EXERCISE REQUIREMENTS – From the listing below, pull out all lines with "Нажмите" in them.

## Start PROVIDED ENTRIES

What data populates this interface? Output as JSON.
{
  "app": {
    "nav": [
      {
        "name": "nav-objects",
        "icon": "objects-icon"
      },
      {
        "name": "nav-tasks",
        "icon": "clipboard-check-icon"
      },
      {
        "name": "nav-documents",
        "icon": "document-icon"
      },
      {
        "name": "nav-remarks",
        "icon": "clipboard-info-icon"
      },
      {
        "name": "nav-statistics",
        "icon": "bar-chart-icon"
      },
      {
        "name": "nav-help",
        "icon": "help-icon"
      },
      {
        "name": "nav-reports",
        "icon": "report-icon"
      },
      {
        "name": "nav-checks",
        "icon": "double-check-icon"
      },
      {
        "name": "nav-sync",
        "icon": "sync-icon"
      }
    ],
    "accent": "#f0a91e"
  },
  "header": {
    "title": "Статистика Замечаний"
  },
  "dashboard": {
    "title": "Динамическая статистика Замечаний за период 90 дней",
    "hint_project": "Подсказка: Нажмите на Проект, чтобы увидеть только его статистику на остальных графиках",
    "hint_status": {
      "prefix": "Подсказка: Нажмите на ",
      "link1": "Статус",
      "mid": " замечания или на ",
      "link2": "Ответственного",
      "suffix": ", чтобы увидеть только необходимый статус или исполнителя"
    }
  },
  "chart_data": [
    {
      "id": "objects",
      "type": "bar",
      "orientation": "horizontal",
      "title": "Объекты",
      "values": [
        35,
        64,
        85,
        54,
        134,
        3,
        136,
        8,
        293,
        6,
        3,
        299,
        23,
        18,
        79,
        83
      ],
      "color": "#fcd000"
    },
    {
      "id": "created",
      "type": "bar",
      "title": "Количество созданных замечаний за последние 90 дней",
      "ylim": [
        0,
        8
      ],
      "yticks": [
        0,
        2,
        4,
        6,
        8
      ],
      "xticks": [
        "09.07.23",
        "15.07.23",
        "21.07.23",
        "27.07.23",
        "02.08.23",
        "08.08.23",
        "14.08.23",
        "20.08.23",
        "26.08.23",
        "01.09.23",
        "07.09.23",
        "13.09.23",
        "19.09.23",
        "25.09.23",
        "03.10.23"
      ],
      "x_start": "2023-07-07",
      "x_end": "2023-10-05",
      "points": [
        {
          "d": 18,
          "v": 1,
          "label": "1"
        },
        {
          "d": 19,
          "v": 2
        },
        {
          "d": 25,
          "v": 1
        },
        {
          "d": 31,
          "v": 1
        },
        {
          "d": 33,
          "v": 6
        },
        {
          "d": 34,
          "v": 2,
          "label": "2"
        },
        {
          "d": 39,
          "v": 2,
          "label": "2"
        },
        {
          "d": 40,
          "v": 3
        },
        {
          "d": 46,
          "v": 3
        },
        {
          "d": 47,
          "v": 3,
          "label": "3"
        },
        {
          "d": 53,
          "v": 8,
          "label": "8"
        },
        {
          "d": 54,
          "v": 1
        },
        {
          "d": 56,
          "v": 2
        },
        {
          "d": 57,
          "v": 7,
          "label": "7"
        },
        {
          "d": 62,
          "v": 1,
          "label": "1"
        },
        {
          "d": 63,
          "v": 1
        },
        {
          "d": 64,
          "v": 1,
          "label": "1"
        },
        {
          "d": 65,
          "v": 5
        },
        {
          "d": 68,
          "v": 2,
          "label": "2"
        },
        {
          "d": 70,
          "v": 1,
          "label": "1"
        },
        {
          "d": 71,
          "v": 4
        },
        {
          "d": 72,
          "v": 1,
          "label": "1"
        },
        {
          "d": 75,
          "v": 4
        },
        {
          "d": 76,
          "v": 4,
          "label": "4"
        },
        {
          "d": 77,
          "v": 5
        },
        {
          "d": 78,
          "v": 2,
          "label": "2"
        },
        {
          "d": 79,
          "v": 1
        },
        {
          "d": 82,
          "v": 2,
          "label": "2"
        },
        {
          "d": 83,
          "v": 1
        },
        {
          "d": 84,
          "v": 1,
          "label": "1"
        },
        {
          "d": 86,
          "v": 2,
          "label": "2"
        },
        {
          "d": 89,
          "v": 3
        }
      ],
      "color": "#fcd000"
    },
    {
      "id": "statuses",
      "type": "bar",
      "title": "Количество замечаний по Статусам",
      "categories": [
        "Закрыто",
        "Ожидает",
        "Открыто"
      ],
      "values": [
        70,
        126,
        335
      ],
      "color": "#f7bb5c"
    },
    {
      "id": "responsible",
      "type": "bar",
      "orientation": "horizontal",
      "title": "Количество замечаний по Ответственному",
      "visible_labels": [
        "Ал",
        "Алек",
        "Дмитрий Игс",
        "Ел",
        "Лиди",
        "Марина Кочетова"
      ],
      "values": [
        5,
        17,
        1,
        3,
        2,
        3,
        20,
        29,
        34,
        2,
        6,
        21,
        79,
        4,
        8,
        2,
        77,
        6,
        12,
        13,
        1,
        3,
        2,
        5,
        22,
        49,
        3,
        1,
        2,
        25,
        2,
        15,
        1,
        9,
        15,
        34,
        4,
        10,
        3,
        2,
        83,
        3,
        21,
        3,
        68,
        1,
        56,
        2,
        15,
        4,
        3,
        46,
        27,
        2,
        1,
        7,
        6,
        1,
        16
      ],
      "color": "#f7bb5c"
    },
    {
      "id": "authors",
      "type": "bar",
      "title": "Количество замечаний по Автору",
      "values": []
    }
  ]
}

## End PROVIDED ENTRIES

FULL RESPONSE –
    "hint_project": "Подсказка: Нажмите на Проект, чтобы увидеть только его статистику на остальных графиках",
      "prefix": "Подсказка: Нажмите на ",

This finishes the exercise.